* _Problem to work on_
Omit all pictures, then retype the data exactly as given.

-------------------------

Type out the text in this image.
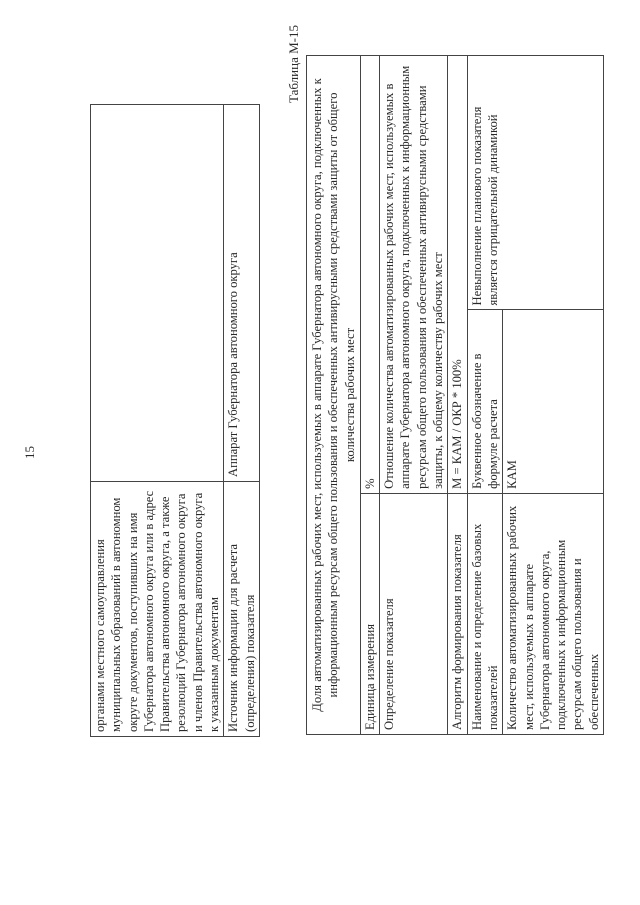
15
органами местного самоуправления муниципальных образований в автономном округе документов, поступивших на имя Губернатора автономного округа или в адрес Правительства автономного округа, а также резолюций Губернатора автономного округа и членов Правительства автономного округа к указанным документам	
Источник информации для расчета (определения) показателя	Аппарат Губернатора автономного округа
Таблица М-15
Доля автоматизированных рабочих мест, используемых в аппарате Губернатора автономного округа, подключенных к информационным ресурсам общего пользования и обеспеченных антивирусными средствами защиты от общего количества рабочих мест		
Единица измерения	%	
Определение показателя	Отношение количества автоматизированных рабочих мест, используемых в аппарате Губернатора автономного округа, подключенных к информационным ресурсам общего пользования и обеспеченных антивирусными средствами защиты, к общему количеству рабочих мест	
Алгоритм формирования показателя	М = КАМ / ОКР * 100%	
Наименование и определение базовых показателей	Буквенное обозначение в формуле расчета	Невыполнение планового показателя является отрицательной динамикой
Количество автоматизированных рабочих мест, используемых в аппарате Губернатора автономного округа, подключенных к информационным ресурсам общего пользования и обеспеченных	КАМ	
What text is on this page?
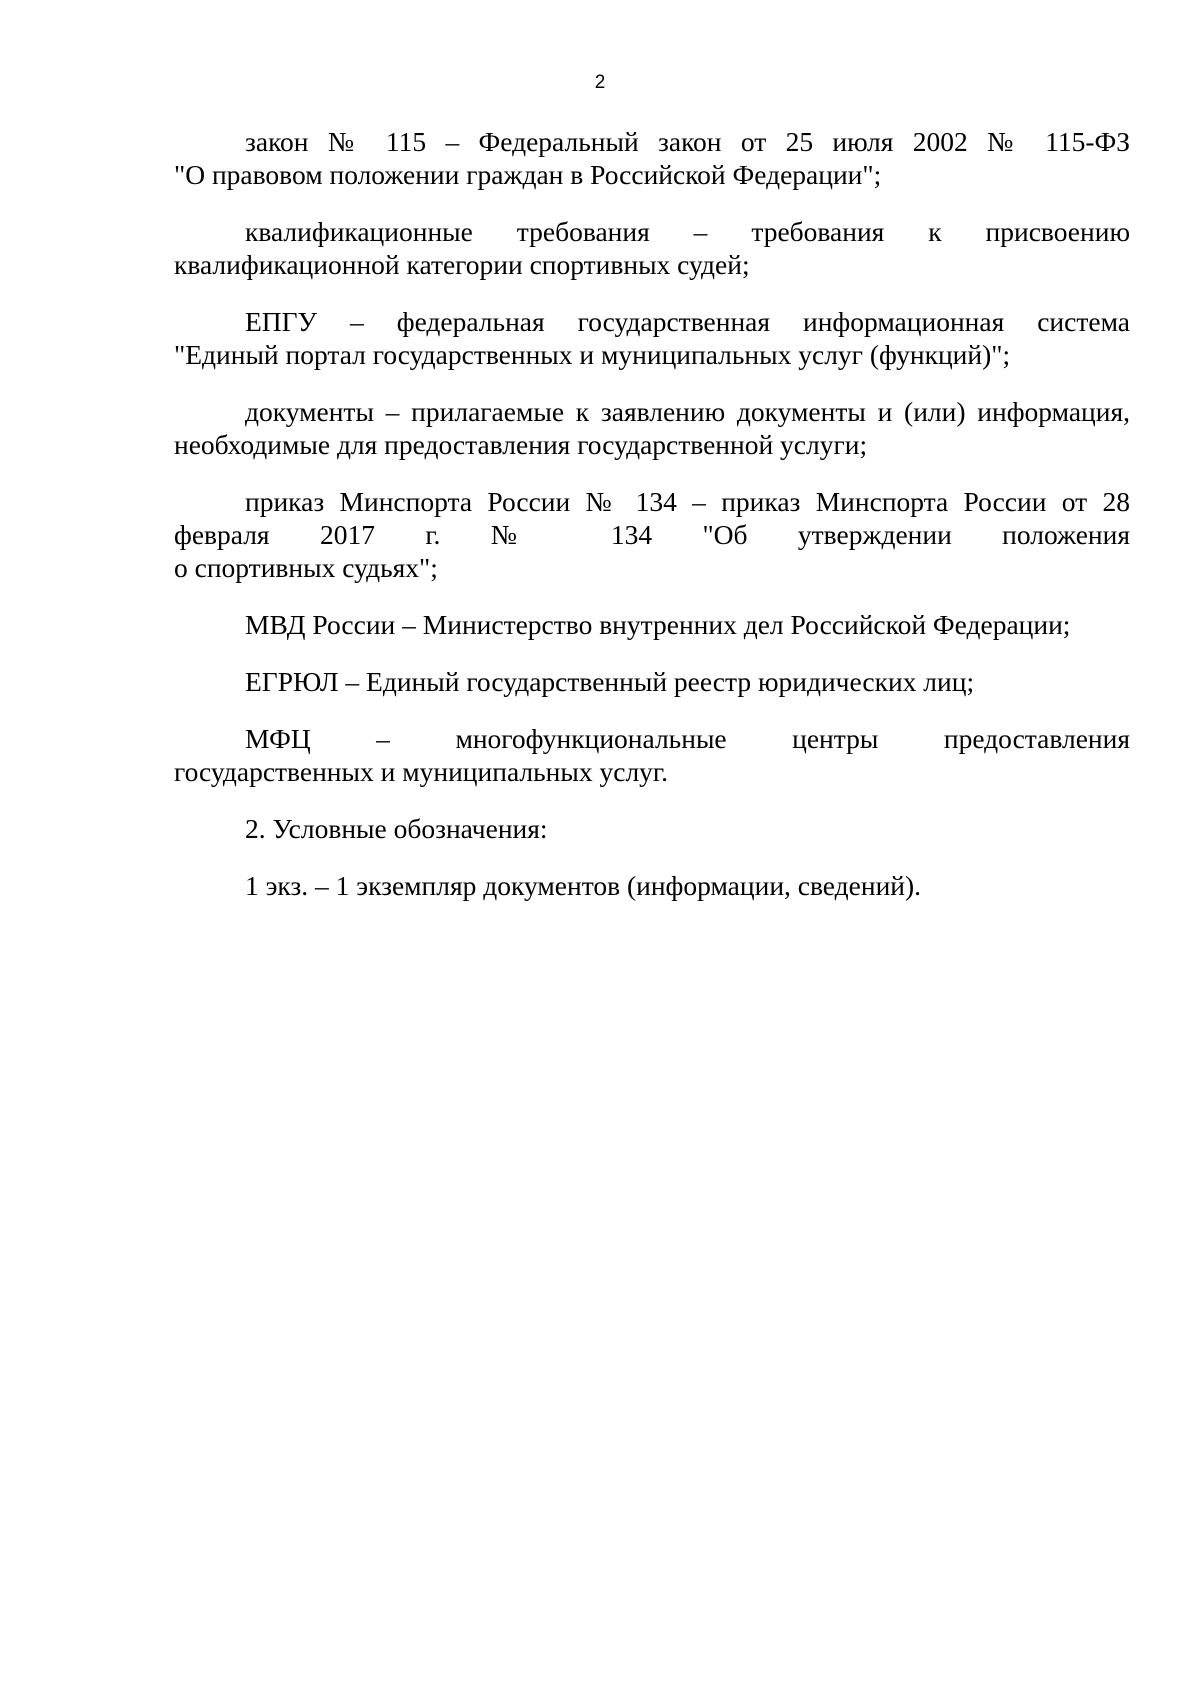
2
закон № 115 – Федеральный закон от 25 июля 2002 № 115-ФЗ
"О правовом положении граждан в Российской Федерации";
квалификационные требования – требования к присвоению
квалификационной категории спортивных судей;
ЕПГУ – федеральная государственная информационная система
"Единый портал государственных и муниципальных услуг (функций)";
документы – прилагаемые к заявлению документы и (или) информация,
необходимые для предоставления государственной услуги;
приказ Минспорта России № 134 – приказ Минспорта России от 28
февраля 2017 г. № 134 "Об утверждении положения
о спортивных судьях";
МВД России – Министерство внутренних дел Российской Федерации;
ЕГРЮЛ – Единый государственный реестр юридических лиц;
МФЦ – многофункциональные центры предоставления
государственных и муниципальных услуг.
2. Условные обозначения:
1 экз. – 1 экземпляр документов (информации, сведений).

-------------------------

* _Result below_
Type out the text in this image.
15
органами местного самоуправления муниципальных образований в автономном округе документов, поступивших на имя Губернатора автономного округа или в адрес Правительства автономного округа, а также резолюций Губернатора автономного округа и членов Правительства автономного округа к указанным документам	
Источник информации для расчета (определения) показателя	Аппарат Губернатора автономного округа
Таблица М-15
Доля автоматизированных рабочих мест, используемых в аппарате Губернатора автономного округа, подключенных к информационным ресурсам общего пользования и обеспеченных антивирусными средствами защиты от общего количества рабочих мест		
Единица измерения	%	
Определение показателя	Отношение количества автоматизированных рабочих мест, используемых в аппарате Губернатора автономного округа, подключенных к информационным ресурсам общего пользования и обеспеченных антивирусными средствами защиты, к общему количеству рабочих мест	
Алгоритм формирования показателя	М = КАМ / ОКР * 100%	
Наименование и определение базовых показателей	Буквенное обозначение в формуле расчета	Невыполнение планового показателя является отрицательной динамикой
Количество автоматизированных рабочих мест, используемых в аппарате Губернатора автономного округа, подключенных к информационным ресурсам общего пользования и обеспеченных	КАМ	
What text is on this page?
2
закон № 115 – Федеральный закон от 25 июля 2002 № 115-ФЗ
"О правовом положении граждан в Российской Федерации";
квалификационные требования – требования к присвоению
квалификационной категории спортивных судей;
ЕПГУ – федеральная государственная информационная система
"Единый портал государственных и муниципальных услуг (функций)";
документы – прилагаемые к заявлению документы и (или) информация,
необходимые для предоставления государственной услуги;
приказ Минспорта России № 134 – приказ Минспорта России от 28
февраля 2017 г. № 134 "Об утверждении положения
о спортивных судьях";
МВД России – Министерство внутренних дел Российской Федерации;
ЕГРЮЛ – Единый государственный реестр юридических лиц;
МФЦ – многофункциональные центры предоставления
государственных и муниципальных услуг.
2. Условные обозначения:
1 экз. – 1 экземпляр документов (информации, сведений).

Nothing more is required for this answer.